▶ [Extracted entries]
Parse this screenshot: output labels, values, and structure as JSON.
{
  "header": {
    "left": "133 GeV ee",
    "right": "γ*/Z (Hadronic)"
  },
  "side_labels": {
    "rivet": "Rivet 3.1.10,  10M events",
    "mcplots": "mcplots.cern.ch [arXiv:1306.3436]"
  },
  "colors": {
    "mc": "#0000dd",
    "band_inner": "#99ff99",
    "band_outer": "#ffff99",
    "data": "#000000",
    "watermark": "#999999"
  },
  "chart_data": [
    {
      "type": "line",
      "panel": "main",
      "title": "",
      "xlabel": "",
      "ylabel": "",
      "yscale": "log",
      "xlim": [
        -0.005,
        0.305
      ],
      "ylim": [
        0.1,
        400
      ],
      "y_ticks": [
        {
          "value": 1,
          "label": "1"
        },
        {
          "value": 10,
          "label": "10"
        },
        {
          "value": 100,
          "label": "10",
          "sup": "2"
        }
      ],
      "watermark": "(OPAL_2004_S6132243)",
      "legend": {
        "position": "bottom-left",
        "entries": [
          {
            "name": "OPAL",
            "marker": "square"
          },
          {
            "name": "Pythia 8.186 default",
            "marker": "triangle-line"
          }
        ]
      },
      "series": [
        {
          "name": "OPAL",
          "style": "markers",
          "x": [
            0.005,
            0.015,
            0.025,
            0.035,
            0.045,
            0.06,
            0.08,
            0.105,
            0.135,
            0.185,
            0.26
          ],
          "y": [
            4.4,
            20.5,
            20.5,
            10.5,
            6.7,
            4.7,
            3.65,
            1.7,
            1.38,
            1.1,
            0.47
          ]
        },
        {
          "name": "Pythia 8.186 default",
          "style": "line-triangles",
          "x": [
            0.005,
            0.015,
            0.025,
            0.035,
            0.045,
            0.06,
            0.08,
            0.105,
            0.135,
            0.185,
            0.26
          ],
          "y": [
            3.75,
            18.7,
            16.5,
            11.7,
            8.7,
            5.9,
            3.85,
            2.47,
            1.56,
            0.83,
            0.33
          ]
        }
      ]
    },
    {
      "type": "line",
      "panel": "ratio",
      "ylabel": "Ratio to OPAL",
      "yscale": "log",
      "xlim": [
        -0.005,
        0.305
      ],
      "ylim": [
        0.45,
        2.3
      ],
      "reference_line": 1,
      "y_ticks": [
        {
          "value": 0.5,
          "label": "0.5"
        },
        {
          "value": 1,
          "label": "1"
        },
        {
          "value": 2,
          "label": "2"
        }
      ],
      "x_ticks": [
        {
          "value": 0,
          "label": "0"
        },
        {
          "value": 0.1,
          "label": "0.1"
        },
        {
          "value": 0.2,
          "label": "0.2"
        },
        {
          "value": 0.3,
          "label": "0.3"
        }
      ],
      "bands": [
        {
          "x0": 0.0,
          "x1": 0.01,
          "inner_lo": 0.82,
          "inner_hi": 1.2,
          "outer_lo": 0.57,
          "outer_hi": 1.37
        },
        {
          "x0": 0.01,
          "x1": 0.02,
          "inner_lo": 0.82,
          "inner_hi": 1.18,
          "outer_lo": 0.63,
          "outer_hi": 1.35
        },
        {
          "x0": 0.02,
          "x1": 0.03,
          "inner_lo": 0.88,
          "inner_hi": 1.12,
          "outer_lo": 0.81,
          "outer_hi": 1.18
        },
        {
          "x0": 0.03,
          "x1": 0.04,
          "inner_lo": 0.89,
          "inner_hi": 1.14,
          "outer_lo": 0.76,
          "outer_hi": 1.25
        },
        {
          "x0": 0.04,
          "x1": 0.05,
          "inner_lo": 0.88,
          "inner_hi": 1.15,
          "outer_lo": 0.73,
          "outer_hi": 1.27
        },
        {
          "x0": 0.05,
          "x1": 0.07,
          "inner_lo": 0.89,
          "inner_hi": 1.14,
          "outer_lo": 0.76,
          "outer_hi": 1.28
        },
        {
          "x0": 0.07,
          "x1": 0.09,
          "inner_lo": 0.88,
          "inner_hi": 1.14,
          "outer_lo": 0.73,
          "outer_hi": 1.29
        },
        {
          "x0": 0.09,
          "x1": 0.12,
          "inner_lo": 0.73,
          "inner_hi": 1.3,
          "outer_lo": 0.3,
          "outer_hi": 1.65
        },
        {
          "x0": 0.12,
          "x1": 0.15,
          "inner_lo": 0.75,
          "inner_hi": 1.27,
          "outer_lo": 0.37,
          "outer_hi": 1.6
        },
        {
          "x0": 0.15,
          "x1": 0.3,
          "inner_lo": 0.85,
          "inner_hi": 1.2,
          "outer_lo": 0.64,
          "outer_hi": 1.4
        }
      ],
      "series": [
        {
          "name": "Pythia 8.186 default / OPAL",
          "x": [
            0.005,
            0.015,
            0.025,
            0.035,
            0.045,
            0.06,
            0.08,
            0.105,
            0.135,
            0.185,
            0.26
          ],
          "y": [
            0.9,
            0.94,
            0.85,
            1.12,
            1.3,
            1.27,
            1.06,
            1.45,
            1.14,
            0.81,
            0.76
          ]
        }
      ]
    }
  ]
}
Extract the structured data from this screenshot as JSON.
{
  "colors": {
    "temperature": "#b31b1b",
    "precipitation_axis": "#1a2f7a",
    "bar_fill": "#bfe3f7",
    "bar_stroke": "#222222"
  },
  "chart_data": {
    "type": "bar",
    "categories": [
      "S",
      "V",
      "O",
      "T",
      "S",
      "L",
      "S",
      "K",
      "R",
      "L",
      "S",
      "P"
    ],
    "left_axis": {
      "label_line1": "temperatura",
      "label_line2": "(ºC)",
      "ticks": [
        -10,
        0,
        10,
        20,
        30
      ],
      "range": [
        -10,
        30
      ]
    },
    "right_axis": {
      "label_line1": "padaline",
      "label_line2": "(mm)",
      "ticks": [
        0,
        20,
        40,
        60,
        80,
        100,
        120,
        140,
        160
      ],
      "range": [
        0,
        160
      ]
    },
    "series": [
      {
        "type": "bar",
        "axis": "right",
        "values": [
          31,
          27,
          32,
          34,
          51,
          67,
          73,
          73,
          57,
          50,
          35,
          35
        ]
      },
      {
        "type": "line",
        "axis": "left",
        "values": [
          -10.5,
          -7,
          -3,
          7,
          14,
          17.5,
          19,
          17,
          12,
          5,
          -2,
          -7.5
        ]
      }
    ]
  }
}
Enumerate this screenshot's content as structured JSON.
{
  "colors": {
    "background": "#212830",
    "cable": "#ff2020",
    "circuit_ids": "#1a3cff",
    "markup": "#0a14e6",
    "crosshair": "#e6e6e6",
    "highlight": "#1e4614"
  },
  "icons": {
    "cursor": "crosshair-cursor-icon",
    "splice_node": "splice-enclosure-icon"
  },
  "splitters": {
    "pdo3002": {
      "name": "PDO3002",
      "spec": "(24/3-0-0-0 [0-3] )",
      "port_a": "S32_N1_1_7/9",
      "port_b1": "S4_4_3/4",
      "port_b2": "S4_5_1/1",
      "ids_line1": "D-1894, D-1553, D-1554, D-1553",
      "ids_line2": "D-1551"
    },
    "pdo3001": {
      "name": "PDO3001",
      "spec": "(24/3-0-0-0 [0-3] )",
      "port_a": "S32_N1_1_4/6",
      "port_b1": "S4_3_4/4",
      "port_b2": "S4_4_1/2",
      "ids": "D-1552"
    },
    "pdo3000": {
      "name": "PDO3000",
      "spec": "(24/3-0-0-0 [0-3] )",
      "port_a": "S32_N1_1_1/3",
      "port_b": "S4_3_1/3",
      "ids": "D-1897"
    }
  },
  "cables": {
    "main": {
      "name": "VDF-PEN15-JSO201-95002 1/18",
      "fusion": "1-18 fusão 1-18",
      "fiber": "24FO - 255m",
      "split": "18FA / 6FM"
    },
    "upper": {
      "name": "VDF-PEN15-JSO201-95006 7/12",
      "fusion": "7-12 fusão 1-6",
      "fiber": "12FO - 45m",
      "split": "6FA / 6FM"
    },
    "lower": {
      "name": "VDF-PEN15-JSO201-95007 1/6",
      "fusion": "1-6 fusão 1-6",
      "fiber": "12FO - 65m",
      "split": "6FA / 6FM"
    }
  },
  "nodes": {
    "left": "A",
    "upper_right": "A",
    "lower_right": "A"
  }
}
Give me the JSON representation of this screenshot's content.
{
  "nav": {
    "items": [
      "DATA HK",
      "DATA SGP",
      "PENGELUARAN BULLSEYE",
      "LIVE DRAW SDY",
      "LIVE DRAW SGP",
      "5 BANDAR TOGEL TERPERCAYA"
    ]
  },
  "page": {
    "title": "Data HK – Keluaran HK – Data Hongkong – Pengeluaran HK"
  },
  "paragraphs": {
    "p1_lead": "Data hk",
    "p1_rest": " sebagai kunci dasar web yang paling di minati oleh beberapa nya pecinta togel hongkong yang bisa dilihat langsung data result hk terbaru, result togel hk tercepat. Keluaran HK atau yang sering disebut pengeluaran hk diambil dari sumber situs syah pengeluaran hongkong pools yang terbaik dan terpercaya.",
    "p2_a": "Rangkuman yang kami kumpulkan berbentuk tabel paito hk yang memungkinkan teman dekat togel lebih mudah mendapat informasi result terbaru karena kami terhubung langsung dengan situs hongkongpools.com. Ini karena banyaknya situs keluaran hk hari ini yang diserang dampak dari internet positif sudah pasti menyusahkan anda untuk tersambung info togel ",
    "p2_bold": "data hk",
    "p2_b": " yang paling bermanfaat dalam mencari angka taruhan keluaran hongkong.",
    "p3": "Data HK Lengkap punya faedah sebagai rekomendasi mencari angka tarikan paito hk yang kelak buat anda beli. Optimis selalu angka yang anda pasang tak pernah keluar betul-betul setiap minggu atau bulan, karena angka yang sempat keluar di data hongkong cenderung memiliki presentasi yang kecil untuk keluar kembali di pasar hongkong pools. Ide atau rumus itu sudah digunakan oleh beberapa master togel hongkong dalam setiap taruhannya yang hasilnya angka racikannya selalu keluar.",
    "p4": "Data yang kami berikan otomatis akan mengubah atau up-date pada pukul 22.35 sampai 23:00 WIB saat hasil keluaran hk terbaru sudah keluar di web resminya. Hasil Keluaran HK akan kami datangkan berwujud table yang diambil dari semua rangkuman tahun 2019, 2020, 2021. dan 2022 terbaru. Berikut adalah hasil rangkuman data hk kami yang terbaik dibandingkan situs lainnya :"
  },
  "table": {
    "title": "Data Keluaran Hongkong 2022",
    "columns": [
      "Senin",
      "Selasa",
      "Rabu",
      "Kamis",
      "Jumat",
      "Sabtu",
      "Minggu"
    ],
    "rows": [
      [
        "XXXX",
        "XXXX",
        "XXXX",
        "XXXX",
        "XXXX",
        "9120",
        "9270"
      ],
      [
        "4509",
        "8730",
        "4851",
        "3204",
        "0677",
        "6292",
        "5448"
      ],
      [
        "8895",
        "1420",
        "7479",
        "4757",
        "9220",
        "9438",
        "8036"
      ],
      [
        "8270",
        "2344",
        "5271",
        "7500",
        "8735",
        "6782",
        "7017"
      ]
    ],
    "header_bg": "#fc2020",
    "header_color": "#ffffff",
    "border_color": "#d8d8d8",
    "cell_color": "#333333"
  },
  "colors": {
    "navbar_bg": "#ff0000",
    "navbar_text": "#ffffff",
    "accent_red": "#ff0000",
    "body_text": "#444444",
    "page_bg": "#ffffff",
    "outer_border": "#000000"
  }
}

▶ [Aim of the exercise]
Pull every line holding "fusion" out of the records.

▶ [Completed task]
      "fusion": "1-18 fusão 1-18",
      "fusion": "7-12 fusão 1-6",
      "fusion": "1-6 fusão 1-6",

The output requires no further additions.